## REQUIRED TASK:
Your answer should be only a number: how many lines include the word "Relations".

## MATERIAL SUPPLIED:
---*---

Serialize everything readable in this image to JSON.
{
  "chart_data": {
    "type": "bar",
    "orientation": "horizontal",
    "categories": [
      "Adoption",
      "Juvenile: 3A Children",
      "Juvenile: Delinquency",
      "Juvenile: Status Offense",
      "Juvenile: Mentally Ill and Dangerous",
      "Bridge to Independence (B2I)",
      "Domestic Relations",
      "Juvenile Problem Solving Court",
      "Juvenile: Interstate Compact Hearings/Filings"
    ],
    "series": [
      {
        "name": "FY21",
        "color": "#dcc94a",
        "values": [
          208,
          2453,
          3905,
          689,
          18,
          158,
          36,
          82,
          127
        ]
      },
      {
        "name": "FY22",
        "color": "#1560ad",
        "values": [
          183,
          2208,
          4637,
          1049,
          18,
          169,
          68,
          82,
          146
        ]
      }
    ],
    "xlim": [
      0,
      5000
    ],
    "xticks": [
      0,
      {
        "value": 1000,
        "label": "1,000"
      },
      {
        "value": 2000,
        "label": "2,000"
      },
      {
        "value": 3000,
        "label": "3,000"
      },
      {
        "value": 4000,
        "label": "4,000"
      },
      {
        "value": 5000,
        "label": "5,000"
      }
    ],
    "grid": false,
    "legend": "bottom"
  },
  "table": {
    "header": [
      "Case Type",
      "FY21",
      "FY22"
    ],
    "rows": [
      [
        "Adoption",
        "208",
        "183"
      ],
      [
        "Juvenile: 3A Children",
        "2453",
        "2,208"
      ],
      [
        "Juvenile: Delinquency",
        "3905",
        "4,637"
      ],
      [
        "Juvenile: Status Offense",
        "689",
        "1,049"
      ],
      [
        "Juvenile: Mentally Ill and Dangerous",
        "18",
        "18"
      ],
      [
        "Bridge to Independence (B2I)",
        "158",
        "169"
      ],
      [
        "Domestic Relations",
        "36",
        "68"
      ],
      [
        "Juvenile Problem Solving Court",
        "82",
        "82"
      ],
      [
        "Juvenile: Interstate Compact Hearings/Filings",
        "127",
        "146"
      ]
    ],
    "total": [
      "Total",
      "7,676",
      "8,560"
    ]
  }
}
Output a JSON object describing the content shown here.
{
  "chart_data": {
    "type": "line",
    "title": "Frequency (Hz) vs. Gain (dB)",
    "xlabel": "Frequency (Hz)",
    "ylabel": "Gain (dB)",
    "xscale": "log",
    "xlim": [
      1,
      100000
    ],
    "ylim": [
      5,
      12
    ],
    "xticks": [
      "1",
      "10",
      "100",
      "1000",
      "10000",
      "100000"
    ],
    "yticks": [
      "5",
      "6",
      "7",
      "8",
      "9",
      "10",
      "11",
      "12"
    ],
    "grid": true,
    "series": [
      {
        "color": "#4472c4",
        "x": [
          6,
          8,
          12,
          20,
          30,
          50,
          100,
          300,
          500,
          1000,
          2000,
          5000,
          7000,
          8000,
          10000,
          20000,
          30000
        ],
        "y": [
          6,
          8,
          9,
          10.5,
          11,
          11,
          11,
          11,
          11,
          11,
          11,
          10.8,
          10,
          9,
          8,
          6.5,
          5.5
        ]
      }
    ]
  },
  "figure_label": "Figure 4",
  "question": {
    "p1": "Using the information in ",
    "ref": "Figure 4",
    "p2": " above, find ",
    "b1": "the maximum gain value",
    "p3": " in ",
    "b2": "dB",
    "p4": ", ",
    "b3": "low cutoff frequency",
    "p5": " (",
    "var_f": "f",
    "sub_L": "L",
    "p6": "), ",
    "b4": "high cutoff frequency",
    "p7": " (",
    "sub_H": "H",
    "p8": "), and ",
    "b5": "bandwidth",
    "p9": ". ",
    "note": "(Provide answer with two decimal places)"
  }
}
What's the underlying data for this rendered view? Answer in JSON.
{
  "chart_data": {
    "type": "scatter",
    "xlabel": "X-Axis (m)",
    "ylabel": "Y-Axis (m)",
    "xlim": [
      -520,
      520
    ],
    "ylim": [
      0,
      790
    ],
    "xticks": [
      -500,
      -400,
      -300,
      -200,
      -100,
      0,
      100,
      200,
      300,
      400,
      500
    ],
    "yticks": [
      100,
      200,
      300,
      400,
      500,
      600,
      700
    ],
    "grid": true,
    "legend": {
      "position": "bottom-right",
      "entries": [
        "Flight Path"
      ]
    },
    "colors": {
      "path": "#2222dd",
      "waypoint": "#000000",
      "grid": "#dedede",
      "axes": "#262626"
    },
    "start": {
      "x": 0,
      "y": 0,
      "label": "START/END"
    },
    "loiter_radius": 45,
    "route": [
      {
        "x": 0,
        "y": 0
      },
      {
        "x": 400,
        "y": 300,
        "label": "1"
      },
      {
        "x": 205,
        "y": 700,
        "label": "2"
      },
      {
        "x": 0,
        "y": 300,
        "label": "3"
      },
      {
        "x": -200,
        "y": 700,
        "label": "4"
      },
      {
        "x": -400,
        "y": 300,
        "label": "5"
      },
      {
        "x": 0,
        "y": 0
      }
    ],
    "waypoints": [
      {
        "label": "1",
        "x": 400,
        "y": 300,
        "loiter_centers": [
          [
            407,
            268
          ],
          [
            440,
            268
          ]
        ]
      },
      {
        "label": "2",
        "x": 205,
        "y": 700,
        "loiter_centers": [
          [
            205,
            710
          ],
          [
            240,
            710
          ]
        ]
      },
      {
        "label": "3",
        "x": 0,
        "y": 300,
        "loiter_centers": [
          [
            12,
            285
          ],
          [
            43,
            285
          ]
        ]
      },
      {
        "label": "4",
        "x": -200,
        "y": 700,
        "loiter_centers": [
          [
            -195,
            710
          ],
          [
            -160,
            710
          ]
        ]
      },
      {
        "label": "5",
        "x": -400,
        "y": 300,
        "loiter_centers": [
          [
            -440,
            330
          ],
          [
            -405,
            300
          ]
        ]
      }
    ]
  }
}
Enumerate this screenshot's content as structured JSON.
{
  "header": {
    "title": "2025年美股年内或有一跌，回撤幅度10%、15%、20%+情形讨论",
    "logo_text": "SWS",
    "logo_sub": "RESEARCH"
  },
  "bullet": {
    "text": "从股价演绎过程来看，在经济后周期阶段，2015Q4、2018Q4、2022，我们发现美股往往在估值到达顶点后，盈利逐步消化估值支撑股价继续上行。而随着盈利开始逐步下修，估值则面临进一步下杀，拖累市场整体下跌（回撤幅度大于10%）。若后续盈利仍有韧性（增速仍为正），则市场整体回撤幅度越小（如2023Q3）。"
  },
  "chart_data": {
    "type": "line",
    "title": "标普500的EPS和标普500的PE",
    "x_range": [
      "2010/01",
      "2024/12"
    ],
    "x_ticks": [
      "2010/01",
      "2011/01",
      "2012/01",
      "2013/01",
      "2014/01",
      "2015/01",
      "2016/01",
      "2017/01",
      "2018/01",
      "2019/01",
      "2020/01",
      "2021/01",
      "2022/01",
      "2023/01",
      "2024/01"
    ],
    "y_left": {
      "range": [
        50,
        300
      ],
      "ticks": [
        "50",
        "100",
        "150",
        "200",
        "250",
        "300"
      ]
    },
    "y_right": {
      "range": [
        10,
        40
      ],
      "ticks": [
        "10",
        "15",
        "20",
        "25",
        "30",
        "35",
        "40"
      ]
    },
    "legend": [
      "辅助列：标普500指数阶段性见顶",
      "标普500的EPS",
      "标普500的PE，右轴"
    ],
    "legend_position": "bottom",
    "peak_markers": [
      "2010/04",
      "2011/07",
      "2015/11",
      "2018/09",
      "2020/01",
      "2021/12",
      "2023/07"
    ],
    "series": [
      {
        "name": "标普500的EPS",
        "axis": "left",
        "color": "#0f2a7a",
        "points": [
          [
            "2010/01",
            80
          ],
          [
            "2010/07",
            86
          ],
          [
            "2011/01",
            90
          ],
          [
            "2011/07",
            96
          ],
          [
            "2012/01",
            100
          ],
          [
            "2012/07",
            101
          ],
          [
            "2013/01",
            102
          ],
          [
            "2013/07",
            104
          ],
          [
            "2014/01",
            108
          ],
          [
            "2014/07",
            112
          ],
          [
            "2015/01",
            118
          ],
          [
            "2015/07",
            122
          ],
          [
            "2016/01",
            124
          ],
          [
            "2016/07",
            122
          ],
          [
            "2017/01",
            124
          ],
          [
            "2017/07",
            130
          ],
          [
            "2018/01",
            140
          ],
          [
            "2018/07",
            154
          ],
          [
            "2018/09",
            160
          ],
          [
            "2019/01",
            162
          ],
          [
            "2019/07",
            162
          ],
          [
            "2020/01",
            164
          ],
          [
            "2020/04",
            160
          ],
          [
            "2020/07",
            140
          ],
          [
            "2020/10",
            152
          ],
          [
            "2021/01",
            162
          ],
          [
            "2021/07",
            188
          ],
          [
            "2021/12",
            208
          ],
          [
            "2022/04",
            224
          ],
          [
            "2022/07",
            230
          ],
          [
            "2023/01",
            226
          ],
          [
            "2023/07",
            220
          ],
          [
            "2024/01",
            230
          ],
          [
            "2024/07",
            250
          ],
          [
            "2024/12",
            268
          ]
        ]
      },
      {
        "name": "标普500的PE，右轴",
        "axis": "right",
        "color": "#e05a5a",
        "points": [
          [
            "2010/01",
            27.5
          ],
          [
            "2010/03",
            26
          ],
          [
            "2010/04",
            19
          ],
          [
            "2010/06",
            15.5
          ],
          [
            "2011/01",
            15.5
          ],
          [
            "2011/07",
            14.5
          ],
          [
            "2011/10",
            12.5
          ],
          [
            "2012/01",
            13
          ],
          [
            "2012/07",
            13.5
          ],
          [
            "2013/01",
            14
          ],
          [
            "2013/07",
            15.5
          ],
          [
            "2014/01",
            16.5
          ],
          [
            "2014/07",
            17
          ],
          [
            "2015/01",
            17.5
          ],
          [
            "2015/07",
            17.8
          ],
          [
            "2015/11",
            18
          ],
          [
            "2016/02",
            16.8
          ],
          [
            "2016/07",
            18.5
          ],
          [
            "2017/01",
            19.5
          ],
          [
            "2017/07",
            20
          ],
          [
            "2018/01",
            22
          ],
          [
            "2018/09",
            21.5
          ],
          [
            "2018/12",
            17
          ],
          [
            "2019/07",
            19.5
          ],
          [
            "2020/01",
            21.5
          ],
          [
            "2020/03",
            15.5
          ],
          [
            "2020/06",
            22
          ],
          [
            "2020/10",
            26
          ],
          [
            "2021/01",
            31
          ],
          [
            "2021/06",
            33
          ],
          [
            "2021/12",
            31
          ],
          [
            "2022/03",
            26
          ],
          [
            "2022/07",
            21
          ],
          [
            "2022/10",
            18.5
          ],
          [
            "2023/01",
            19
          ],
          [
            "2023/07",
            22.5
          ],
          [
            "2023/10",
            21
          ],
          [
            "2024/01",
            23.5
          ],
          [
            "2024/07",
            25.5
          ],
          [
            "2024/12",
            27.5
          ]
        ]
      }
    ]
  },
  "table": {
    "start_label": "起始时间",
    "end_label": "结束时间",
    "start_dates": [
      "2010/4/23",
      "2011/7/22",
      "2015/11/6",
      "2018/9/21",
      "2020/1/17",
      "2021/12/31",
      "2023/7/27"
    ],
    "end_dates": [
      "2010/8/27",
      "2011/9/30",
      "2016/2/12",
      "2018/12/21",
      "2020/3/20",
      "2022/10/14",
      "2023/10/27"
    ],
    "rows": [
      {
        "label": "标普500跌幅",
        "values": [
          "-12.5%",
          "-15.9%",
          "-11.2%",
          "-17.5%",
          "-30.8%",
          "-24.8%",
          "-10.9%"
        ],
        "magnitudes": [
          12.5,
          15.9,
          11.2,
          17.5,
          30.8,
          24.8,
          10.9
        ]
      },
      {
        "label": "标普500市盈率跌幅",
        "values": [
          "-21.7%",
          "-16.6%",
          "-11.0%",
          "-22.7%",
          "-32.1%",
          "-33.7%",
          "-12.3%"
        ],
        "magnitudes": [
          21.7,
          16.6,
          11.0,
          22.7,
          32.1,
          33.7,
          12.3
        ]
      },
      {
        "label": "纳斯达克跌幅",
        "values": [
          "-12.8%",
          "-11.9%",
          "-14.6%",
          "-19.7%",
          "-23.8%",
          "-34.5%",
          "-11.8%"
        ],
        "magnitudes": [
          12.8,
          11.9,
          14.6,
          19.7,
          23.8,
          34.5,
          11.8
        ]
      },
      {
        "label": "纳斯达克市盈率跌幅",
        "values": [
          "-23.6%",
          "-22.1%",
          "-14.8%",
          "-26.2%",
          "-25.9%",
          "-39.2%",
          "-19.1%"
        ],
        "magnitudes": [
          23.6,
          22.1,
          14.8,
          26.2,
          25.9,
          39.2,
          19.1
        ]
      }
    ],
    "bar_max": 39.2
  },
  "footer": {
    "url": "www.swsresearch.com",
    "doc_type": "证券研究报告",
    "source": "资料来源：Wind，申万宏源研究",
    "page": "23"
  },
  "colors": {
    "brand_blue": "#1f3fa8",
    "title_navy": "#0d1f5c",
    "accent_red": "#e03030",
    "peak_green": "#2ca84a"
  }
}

---*---

## REPLY:
2